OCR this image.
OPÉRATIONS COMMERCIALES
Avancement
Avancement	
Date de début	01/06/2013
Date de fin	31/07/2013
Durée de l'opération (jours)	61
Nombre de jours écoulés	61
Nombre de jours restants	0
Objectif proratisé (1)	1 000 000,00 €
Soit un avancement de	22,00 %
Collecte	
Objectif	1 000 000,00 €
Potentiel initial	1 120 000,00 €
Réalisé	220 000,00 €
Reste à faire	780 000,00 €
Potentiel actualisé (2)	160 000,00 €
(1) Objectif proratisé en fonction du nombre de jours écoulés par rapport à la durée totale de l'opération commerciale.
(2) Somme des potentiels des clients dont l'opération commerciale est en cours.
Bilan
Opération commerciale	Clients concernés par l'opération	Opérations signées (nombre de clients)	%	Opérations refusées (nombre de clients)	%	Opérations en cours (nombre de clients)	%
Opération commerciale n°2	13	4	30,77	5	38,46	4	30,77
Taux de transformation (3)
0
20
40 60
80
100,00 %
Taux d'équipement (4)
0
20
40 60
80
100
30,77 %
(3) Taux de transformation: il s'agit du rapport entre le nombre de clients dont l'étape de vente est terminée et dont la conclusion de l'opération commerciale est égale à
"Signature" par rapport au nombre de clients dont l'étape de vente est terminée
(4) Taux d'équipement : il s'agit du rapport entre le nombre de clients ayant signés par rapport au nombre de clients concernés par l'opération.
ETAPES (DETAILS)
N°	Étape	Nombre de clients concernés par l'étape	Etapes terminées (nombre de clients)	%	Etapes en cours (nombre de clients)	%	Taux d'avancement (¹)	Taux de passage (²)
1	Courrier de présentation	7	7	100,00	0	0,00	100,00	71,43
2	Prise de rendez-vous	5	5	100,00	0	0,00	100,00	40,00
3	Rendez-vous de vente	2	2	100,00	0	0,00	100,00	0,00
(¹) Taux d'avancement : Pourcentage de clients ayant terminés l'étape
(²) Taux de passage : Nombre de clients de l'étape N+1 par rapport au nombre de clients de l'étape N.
-=-=-=-=-
Task: Extract all of the data shown above without alteration.

Complete output:
OCR this image.
OPÉRATIONS COMMERCIALES
Avancement
Avancement	
Date de début	01/06/2013
Date de fin	31/07/2013
Durée de l'opération (jours)	61
Nombre de jours écoulés	61
Nombre de jours restants	0
Objectif proratisé (1)	1 000 000,00 €
Soit un avancement de	22,00 %
Collecte	
Objectif	1 000 000,00 €
Potentiel initial	1 120 000,00 €
Réalisé	220 000,00 €
Reste à faire	780 000,00 €
Potentiel actualisé (2)	160 000,00 €
(1) Objectif proratisé en fonction du nombre de jours écoulés par rapport à la durée totale de l'opération commerciale.
(2) Somme des potentiels des clients dont l'opération commerciale est en cours.
Bilan
Opération commerciale	Clients concernés par l'opération	Opérations signées (nombre de clients)	%	Opérations refusées (nombre de clients)	%	Opérations en cours (nombre de clients)	%
Opération commerciale n°2	13	4	30,77	5	38,46	4	30,77
Taux de transformation (3)
0
20
40 60
80
100,00 %
Taux d'équipement (4)
0
20
40 60
80
100
30,77 %
(3) Taux de transformation: il s'agit du rapport entre le nombre de clients dont l'étape de vente est terminée et dont la conclusion de l'opération commerciale est égale à
"Signature" par rapport au nombre de clients dont l'étape de vente est terminée
(4) Taux d'équipement : il s'agit du rapport entre le nombre de clients ayant signés par rapport au nombre de clients concernés par l'opération.
ETAPES (DETAILS)
N°	Étape	Nombre de clients concernés par l'étape	Etapes terminées (nombre de clients)	%	Etapes en cours (nombre de clients)	%	Taux d'avancement (¹)	Taux de passage (²)
1	Courrier de présentation	7	7	100,00	0	0,00	100,00	71,43
2	Prise de rendez-vous	5	5	100,00	0	0,00	100,00	40,00
3	Rendez-vous de vente	2	2	100,00	0	0,00	100,00	0,00
(¹) Taux d'avancement : Pourcentage de clients ayant terminés l'étape
(²) Taux de passage : Nombre de clients de l'étape N+1 par rapport au nombre de clients de l'étape N.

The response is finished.